[START Data rows]

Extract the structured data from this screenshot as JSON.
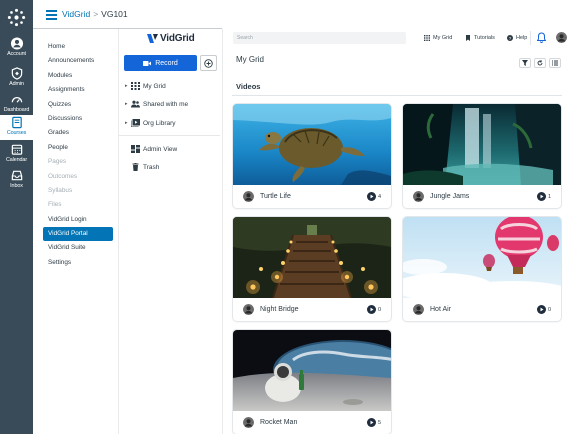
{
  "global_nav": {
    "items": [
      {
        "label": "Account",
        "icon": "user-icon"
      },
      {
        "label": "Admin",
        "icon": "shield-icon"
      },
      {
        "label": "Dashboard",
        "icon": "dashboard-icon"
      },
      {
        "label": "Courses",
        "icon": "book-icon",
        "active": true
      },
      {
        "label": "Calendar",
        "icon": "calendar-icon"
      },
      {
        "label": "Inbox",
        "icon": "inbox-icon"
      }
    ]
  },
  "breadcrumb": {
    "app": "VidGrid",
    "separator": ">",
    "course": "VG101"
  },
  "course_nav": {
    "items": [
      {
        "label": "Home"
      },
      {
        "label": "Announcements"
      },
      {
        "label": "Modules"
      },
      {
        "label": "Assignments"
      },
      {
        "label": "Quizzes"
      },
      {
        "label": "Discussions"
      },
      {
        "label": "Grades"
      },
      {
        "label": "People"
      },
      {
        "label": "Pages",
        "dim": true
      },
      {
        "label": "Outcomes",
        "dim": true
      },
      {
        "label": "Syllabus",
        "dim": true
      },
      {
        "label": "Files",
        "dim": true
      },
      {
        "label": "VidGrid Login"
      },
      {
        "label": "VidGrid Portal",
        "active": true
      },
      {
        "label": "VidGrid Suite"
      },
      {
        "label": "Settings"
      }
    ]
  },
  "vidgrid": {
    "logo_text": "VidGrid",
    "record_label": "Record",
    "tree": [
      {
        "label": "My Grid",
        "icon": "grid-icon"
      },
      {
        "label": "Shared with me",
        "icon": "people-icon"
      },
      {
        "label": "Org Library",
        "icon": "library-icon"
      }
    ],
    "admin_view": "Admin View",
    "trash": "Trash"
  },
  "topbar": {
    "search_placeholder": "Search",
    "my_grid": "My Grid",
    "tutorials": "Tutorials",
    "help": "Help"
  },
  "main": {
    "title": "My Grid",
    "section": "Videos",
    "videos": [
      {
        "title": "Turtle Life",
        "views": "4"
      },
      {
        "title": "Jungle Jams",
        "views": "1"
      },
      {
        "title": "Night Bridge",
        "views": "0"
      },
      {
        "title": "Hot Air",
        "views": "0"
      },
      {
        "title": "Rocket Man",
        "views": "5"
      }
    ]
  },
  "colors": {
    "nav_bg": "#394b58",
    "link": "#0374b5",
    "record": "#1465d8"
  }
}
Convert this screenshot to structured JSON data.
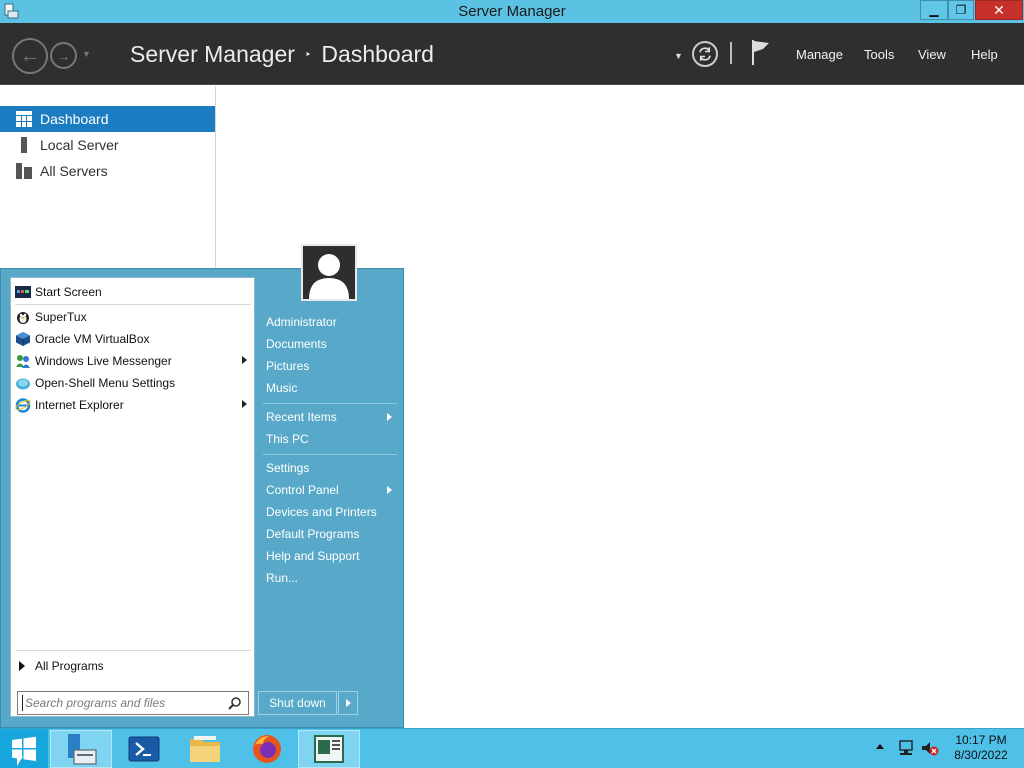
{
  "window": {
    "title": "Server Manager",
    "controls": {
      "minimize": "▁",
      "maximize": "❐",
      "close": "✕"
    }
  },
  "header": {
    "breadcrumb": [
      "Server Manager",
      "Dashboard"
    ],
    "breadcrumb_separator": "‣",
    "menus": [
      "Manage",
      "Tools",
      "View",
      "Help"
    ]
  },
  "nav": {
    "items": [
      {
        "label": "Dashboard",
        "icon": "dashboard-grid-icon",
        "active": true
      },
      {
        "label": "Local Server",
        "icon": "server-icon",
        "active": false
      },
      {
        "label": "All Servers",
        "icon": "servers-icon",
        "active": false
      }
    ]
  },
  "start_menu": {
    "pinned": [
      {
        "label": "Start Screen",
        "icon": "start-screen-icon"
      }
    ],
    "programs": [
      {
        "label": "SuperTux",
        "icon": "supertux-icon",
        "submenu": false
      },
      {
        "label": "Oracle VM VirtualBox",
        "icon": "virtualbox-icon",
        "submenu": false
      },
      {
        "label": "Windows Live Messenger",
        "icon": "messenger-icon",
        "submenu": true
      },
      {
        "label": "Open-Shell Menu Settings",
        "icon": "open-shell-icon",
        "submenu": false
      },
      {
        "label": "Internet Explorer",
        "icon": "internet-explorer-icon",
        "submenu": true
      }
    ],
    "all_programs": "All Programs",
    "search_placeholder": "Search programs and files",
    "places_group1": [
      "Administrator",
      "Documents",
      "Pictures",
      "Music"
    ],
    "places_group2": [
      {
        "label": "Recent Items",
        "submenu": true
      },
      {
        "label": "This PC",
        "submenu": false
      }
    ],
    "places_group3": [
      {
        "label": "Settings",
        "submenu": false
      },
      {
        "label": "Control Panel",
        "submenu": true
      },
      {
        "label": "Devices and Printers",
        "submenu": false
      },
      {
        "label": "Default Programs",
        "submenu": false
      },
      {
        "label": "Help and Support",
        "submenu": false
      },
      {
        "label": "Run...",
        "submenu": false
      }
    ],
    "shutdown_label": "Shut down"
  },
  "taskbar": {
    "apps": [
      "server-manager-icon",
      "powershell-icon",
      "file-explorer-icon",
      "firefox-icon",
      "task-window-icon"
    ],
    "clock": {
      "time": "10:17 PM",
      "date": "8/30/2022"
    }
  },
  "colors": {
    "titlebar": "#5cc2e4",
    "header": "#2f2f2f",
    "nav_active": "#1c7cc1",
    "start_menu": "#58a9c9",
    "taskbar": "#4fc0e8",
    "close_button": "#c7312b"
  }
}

[END Data rows]

▶ Task: Tally the lines of the listing in which the word "structured" occurs, and state the total alone.

▶ Worked solution: 2